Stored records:
^^^^^^^^

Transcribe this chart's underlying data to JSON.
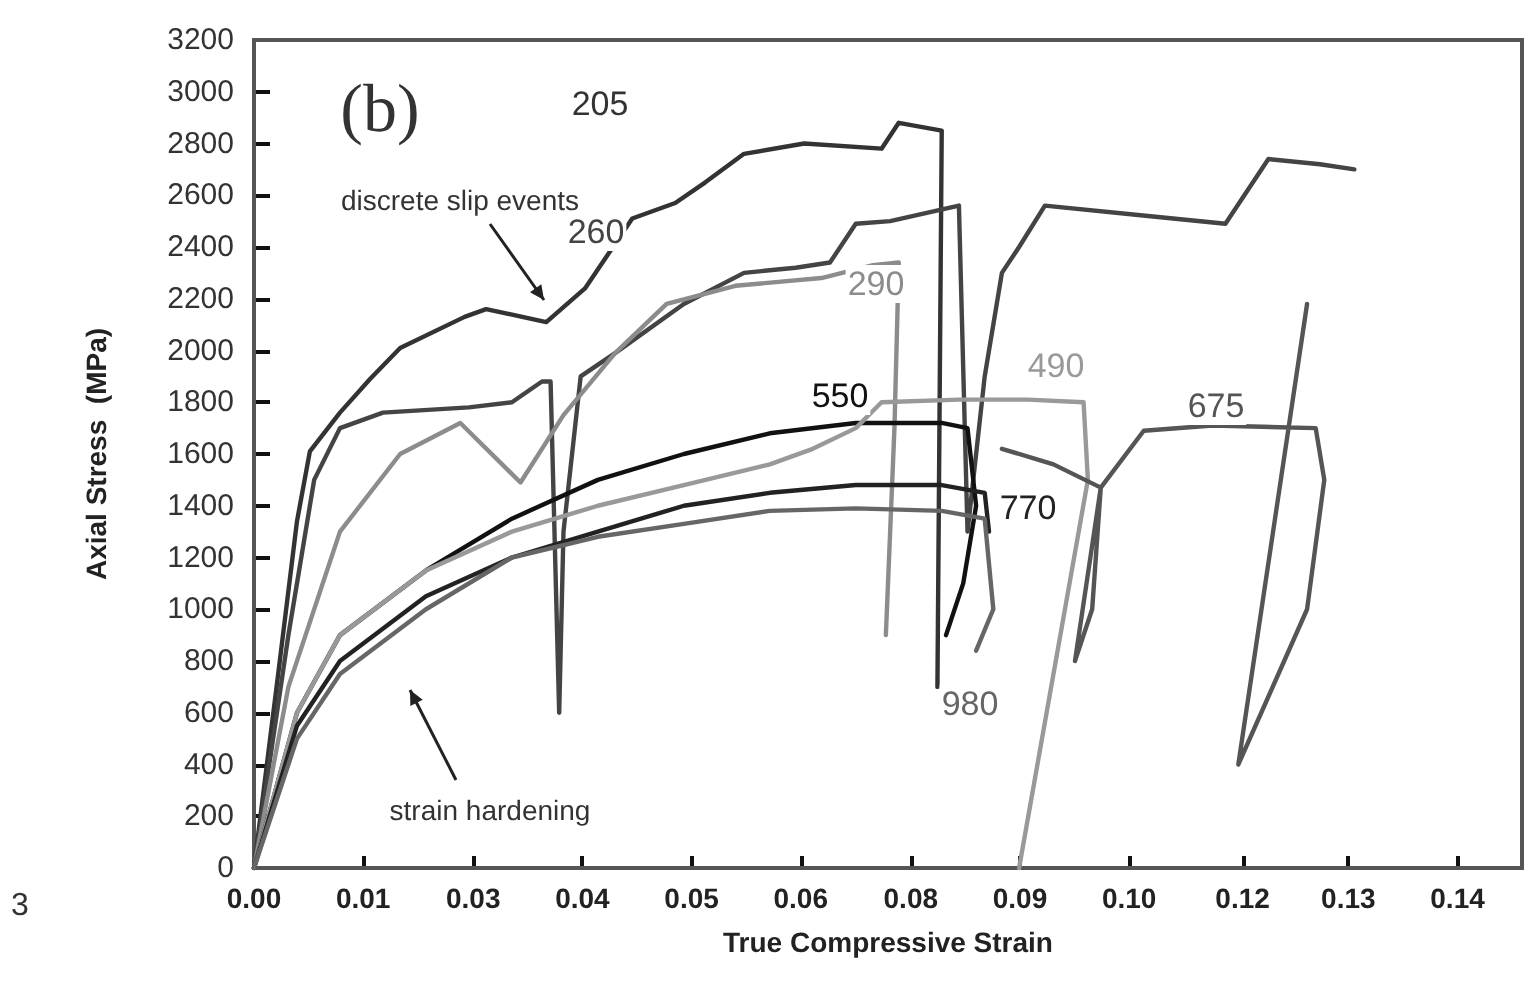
{
  "chart_data": {
    "type": "line",
    "xlabel": "True Compressive Strain",
    "ylabel": "Axial Stress  (MPa)",
    "xlim": [
      0,
      0.1475
    ],
    "ylim": [
      0,
      3200
    ],
    "xticks": [
      {
        "value": 0,
        "label": "0.00"
      },
      {
        "value": 0.0127,
        "label": "0.01"
      },
      {
        "value": 0.0255,
        "label": "0.03"
      },
      {
        "value": 0.0382,
        "label": "0.04"
      },
      {
        "value": 0.0509,
        "label": "0.05"
      },
      {
        "value": 0.0636,
        "label": "0.06"
      },
      {
        "value": 0.0764,
        "label": "0.08"
      },
      {
        "value": 0.0891,
        "label": "0.09"
      },
      {
        "value": 0.1018,
        "label": "0.10"
      },
      {
        "value": 0.115,
        "label": "0.12"
      },
      {
        "value": 0.1273,
        "label": "0.13"
      },
      {
        "value": 0.14,
        "label": "0.14"
      }
    ],
    "yticks": [
      0,
      200,
      400,
      600,
      800,
      1000,
      1200,
      1400,
      1600,
      1800,
      2000,
      2200,
      2400,
      2600,
      2800,
      3000,
      3200
    ],
    "grid": false,
    "marker": "none",
    "line_style": "solid",
    "series": [
      {
        "name": "205",
        "color": "#333333",
        "x": [
          0,
          0.003,
          0.005,
          0.0065,
          0.01,
          0.0135,
          0.017,
          0.0245,
          0.027,
          0.034,
          0.0385,
          0.044,
          0.049,
          0.0525,
          0.057,
          0.064,
          0.073,
          0.075,
          0.08,
          0.0795
        ],
        "values": [
          0,
          800,
          1340,
          1610,
          1760,
          1890,
          2010,
          2130,
          2160,
          2110,
          2240,
          2510,
          2570,
          2650,
          2760,
          2800,
          2780,
          2880,
          2850,
          700
        ]
      },
      {
        "name": "260",
        "color": "#444444",
        "x": [
          0,
          0.004,
          0.007,
          0.01,
          0.015,
          0.025,
          0.03,
          0.0335,
          0.0345,
          0.0355,
          0.036,
          0.038,
          0.042,
          0.05,
          0.057,
          0.063,
          0.067,
          0.07,
          0.074,
          0.082,
          0.083,
          0.085,
          0.087,
          0.089,
          0.092,
          0.104,
          0.113,
          0.118,
          0.124,
          0.128
        ],
        "values": [
          0,
          900,
          1500,
          1700,
          1760,
          1780,
          1800,
          1880,
          1880,
          600,
          1300,
          1900,
          1990,
          2180,
          2300,
          2320,
          2340,
          2490,
          2500,
          2560,
          1300,
          1900,
          2300,
          2400,
          2560,
          2520,
          2490,
          2740,
          2720,
          2700
        ]
      },
      {
        "name": "290",
        "color": "#8c8c8c",
        "x": [
          0,
          0.004,
          0.01,
          0.017,
          0.024,
          0.031,
          0.036,
          0.042,
          0.048,
          0.056,
          0.066,
          0.072,
          0.075,
          0.0745,
          0.0735
        ],
        "values": [
          0,
          700,
          1300,
          1600,
          1720,
          1490,
          1750,
          1990,
          2180,
          2250,
          2280,
          2330,
          2340,
          1700,
          900
        ]
      },
      {
        "name": "550",
        "color": "#111111",
        "x": [
          0,
          0.005,
          0.01,
          0.02,
          0.03,
          0.04,
          0.05,
          0.06,
          0.07,
          0.08,
          0.083,
          0.084,
          0.0825,
          0.0805
        ],
        "values": [
          0,
          600,
          900,
          1150,
          1350,
          1500,
          1600,
          1680,
          1720,
          1720,
          1700,
          1400,
          1100,
          900
        ]
      },
      {
        "name": "490",
        "color": "#999999",
        "x": [
          0,
          0.005,
          0.01,
          0.02,
          0.03,
          0.04,
          0.05,
          0.06,
          0.065,
          0.07,
          0.073,
          0.082,
          0.09,
          0.0965,
          0.097,
          0.089
        ],
        "values": [
          0,
          600,
          900,
          1150,
          1300,
          1400,
          1480,
          1560,
          1620,
          1700,
          1800,
          1810,
          1810,
          1800,
          1500,
          0
        ]
      },
      {
        "name": "675",
        "color": "#555555",
        "x": [
          0.087,
          0.093,
          0.0985,
          0.0975,
          0.0955,
          0.0985,
          0.1035,
          0.1115,
          0.1235,
          0.1245,
          0.1225,
          0.1145,
          0.1225
        ],
        "values": [
          1620,
          1560,
          1470,
          1000,
          800,
          1470,
          1690,
          1710,
          1700,
          1500,
          1000,
          400,
          2180
        ]
      },
      {
        "name": "770",
        "color": "#222222",
        "x": [
          0,
          0.005,
          0.01,
          0.02,
          0.03,
          0.04,
          0.05,
          0.06,
          0.07,
          0.08,
          0.085,
          0.0855
        ],
        "values": [
          0,
          550,
          800,
          1050,
          1200,
          1300,
          1400,
          1450,
          1480,
          1480,
          1450,
          1300
        ]
      },
      {
        "name": "980",
        "color": "#666666",
        "x": [
          0,
          0.005,
          0.01,
          0.02,
          0.03,
          0.04,
          0.05,
          0.06,
          0.07,
          0.08,
          0.085,
          0.086,
          0.084
        ],
        "values": [
          0,
          500,
          750,
          1000,
          1200,
          1280,
          1330,
          1380,
          1390,
          1380,
          1350,
          1000,
          840
        ]
      }
    ],
    "annotations": [
      "(b)",
      "3",
      "discrete slip events",
      "strain hardening"
    ]
  }
}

^^^^^^^^

■ Goal of the exercise ■
Repeat the records above verbatim, with no pictures in the result.

■ Answer to the problem ■
Transcribe this chart's underlying data to JSON.
{
  "chart_data": {
    "type": "line",
    "xlabel": "True Compressive Strain",
    "ylabel": "Axial Stress  (MPa)",
    "xlim": [
      0,
      0.1475
    ],
    "ylim": [
      0,
      3200
    ],
    "xticks": [
      {
        "value": 0,
        "label": "0.00"
      },
      {
        "value": 0.0127,
        "label": "0.01"
      },
      {
        "value": 0.0255,
        "label": "0.03"
      },
      {
        "value": 0.0382,
        "label": "0.04"
      },
      {
        "value": 0.0509,
        "label": "0.05"
      },
      {
        "value": 0.0636,
        "label": "0.06"
      },
      {
        "value": 0.0764,
        "label": "0.08"
      },
      {
        "value": 0.0891,
        "label": "0.09"
      },
      {
        "value": 0.1018,
        "label": "0.10"
      },
      {
        "value": 0.115,
        "label": "0.12"
      },
      {
        "value": 0.1273,
        "label": "0.13"
      },
      {
        "value": 0.14,
        "label": "0.14"
      }
    ],
    "yticks": [
      0,
      200,
      400,
      600,
      800,
      1000,
      1200,
      1400,
      1600,
      1800,
      2000,
      2200,
      2400,
      2600,
      2800,
      3000,
      3200
    ],
    "grid": false,
    "marker": "none",
    "line_style": "solid",
    "series": [
      {
        "name": "205",
        "color": "#333333",
        "x": [
          0,
          0.003,
          0.005,
          0.0065,
          0.01,
          0.0135,
          0.017,
          0.0245,
          0.027,
          0.034,
          0.0385,
          0.044,
          0.049,
          0.0525,
          0.057,
          0.064,
          0.073,
          0.075,
          0.08,
          0.0795
        ],
        "values": [
          0,
          800,
          1340,
          1610,
          1760,
          1890,
          2010,
          2130,
          2160,
          2110,
          2240,
          2510,
          2570,
          2650,
          2760,
          2800,
          2780,
          2880,
          2850,
          700
        ]
      },
      {
        "name": "260",
        "color": "#444444",
        "x": [
          0,
          0.004,
          0.007,
          0.01,
          0.015,
          0.025,
          0.03,
          0.0335,
          0.0345,
          0.0355,
          0.036,
          0.038,
          0.042,
          0.05,
          0.057,
          0.063,
          0.067,
          0.07,
          0.074,
          0.082,
          0.083,
          0.085,
          0.087,
          0.089,
          0.092,
          0.104,
          0.113,
          0.118,
          0.124,
          0.128
        ],
        "values": [
          0,
          900,
          1500,
          1700,
          1760,
          1780,
          1800,
          1880,
          1880,
          600,
          1300,
          1900,
          1990,
          2180,
          2300,
          2320,
          2340,
          2490,
          2500,
          2560,
          1300,
          1900,
          2300,
          2400,
          2560,
          2520,
          2490,
          2740,
          2720,
          2700
        ]
      },
      {
        "name": "290",
        "color": "#8c8c8c",
        "x": [
          0,
          0.004,
          0.01,
          0.017,
          0.024,
          0.031,
          0.036,
          0.042,
          0.048,
          0.056,
          0.066,
          0.072,
          0.075,
          0.0745,
          0.0735
        ],
        "values": [
          0,
          700,
          1300,
          1600,
          1720,
          1490,
          1750,
          1990,
          2180,
          2250,
          2280,
          2330,
          2340,
          1700,
          900
        ]
      },
      {
        "name": "550",
        "color": "#111111",
        "x": [
          0,
          0.005,
          0.01,
          0.02,
          0.03,
          0.04,
          0.05,
          0.06,
          0.07,
          0.08,
          0.083,
          0.084,
          0.0825,
          0.0805
        ],
        "values": [
          0,
          600,
          900,
          1150,
          1350,
          1500,
          1600,
          1680,
          1720,
          1720,
          1700,
          1400,
          1100,
          900
        ]
      },
      {
        "name": "490",
        "color": "#999999",
        "x": [
          0,
          0.005,
          0.01,
          0.02,
          0.03,
          0.04,
          0.05,
          0.06,
          0.065,
          0.07,
          0.073,
          0.082,
          0.09,
          0.0965,
          0.097,
          0.089
        ],
        "values": [
          0,
          600,
          900,
          1150,
          1300,
          1400,
          1480,
          1560,
          1620,
          1700,
          1800,
          1810,
          1810,
          1800,
          1500,
          0
        ]
      },
      {
        "name": "675",
        "color": "#555555",
        "x": [
          0.087,
          0.093,
          0.0985,
          0.0975,
          0.0955,
          0.0985,
          0.1035,
          0.1115,
          0.1235,
          0.1245,
          0.1225,
          0.1145,
          0.1225
        ],
        "values": [
          1620,
          1560,
          1470,
          1000,
          800,
          1470,
          1690,
          1710,
          1700,
          1500,
          1000,
          400,
          2180
        ]
      },
      {
        "name": "770",
        "color": "#222222",
        "x": [
          0,
          0.005,
          0.01,
          0.02,
          0.03,
          0.04,
          0.05,
          0.06,
          0.07,
          0.08,
          0.085,
          0.0855
        ],
        "values": [
          0,
          550,
          800,
          1050,
          1200,
          1300,
          1400,
          1450,
          1480,
          1480,
          1450,
          1300
        ]
      },
      {
        "name": "980",
        "color": "#666666",
        "x": [
          0,
          0.005,
          0.01,
          0.02,
          0.03,
          0.04,
          0.05,
          0.06,
          0.07,
          0.08,
          0.085,
          0.086,
          0.084
        ],
        "values": [
          0,
          500,
          750,
          1000,
          1200,
          1280,
          1330,
          1380,
          1390,
          1380,
          1350,
          1000,
          840
        ]
      }
    ],
    "annotations": [
      "(b)",
      "3",
      "discrete slip events",
      "strain hardening"
    ]
  }
}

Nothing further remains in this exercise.